Aim: Replace "vehicle" with "car" in the entries that begin with the line containing "Find all labels, buttons, inputs, and" and end with the line containing "- crop-mark: [44, 625, 45, 668]". Give back only those lines, with nothing else changed.
___ Data extract
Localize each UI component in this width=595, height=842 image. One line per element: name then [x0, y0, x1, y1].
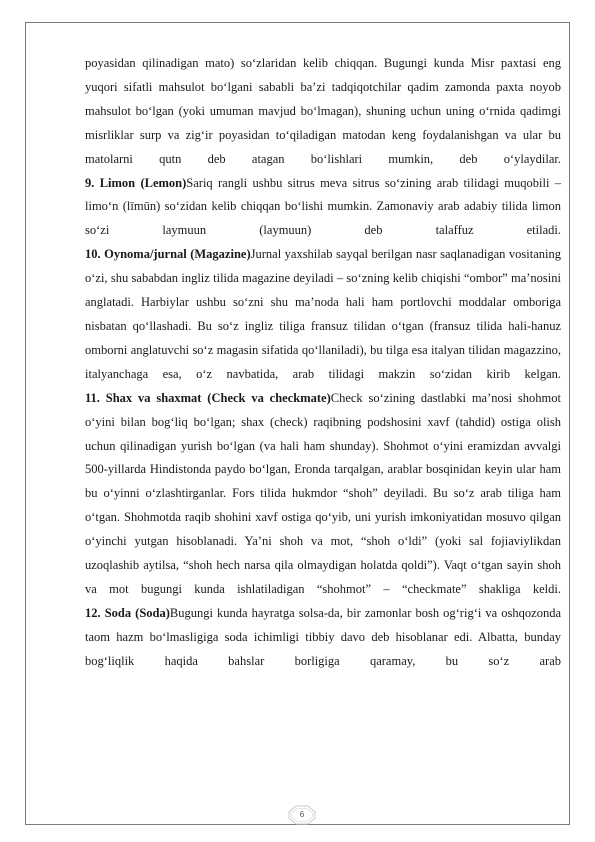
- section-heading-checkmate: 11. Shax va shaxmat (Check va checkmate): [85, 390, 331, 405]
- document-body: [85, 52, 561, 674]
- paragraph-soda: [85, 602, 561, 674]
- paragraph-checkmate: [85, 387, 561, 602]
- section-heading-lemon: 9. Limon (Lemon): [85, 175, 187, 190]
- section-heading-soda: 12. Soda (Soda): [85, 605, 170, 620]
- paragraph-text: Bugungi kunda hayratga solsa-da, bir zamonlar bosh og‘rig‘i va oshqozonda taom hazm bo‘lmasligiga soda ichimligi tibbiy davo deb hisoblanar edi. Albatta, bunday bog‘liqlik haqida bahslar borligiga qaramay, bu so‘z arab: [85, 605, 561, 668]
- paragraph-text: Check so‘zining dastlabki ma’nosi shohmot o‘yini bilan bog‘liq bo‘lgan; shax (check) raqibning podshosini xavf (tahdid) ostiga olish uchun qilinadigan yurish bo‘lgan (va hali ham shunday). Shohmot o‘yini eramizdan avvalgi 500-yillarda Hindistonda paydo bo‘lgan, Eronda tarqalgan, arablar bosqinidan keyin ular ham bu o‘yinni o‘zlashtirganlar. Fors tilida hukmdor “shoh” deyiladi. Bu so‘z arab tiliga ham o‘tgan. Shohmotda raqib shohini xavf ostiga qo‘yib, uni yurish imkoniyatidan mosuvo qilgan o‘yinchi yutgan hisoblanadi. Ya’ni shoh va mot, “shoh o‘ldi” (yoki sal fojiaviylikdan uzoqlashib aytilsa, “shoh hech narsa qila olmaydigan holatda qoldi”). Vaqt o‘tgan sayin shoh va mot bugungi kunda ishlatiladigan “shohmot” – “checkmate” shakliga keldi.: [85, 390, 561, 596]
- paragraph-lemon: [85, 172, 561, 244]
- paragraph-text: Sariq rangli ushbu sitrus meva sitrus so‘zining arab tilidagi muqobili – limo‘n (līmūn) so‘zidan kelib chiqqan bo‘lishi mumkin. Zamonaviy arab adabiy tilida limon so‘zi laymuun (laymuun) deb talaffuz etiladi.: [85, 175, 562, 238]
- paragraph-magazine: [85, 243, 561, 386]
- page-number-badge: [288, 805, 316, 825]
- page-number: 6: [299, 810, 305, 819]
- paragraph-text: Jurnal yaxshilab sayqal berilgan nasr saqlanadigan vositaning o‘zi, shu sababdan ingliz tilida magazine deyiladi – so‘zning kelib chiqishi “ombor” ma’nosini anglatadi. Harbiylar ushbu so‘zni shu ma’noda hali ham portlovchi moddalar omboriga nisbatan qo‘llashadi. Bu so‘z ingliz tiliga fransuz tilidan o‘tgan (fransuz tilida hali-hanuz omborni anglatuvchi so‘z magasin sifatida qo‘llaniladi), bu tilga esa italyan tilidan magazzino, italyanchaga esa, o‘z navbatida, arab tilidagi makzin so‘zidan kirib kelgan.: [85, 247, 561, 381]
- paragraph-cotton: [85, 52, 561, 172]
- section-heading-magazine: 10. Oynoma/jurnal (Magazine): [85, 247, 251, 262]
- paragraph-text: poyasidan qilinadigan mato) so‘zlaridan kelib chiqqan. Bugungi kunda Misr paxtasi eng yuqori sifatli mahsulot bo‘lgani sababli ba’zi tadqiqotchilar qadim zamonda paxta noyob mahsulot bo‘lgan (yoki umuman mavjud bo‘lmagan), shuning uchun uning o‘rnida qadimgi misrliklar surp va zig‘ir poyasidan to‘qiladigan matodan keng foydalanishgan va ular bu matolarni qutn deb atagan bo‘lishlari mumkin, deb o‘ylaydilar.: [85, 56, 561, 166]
______
___ Data extract
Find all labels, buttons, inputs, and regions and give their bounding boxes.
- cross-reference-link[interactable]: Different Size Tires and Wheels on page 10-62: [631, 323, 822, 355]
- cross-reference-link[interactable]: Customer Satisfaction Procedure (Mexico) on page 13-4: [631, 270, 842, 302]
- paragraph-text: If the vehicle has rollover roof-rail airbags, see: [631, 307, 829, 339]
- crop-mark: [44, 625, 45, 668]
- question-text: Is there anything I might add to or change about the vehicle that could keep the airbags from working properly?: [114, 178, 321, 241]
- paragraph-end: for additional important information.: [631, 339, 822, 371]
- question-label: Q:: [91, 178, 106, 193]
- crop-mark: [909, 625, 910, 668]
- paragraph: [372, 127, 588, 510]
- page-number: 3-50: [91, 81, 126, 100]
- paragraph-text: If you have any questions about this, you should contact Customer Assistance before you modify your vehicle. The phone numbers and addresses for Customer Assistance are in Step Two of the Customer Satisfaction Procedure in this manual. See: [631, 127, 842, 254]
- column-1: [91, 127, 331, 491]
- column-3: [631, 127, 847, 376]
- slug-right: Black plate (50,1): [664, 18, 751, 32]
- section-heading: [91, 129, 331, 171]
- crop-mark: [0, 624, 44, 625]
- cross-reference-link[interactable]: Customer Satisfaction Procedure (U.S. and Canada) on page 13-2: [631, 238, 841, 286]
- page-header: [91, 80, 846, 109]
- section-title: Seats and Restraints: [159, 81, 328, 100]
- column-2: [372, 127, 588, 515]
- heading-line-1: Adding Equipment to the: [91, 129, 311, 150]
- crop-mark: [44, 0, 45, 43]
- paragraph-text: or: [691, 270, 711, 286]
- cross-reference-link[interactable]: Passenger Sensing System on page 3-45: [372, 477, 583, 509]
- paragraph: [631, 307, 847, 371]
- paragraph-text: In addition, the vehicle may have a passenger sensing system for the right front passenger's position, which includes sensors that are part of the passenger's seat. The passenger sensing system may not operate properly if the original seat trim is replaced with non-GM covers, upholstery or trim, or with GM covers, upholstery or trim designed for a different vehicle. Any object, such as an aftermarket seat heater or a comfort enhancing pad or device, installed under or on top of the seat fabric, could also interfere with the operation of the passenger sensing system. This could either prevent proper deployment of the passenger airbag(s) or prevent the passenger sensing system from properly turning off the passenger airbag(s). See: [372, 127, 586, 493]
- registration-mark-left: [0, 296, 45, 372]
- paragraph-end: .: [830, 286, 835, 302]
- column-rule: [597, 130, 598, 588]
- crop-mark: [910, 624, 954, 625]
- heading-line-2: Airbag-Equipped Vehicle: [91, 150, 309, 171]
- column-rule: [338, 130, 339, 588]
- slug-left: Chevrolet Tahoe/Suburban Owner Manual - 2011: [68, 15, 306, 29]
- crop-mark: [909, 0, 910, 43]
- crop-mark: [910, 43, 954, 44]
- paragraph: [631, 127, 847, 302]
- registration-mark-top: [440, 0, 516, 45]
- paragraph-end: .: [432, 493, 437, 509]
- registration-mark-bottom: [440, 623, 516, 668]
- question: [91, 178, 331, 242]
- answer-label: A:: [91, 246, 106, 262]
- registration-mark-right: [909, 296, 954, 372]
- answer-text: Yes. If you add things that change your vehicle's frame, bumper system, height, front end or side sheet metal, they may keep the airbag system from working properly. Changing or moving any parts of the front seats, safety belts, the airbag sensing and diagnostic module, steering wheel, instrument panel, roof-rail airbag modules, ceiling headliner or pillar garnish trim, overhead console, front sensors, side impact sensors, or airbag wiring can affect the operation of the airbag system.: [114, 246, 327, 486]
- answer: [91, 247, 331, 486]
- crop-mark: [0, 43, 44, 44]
______
Exercise output:
Find all labels, buttons, inputs, and regions and give their bounding boxes.
- cross-reference-link[interactable]: Different Size Tires and Wheels on page 10-62: [631, 323, 822, 355]
- cross-reference-link[interactable]: Customer Satisfaction Procedure (Mexico) on page 13-4: [631, 270, 842, 302]
- paragraph-text: If the car has rollover roof-rail airbags, see: [631, 307, 829, 339]
- crop-mark: [44, 625, 45, 668]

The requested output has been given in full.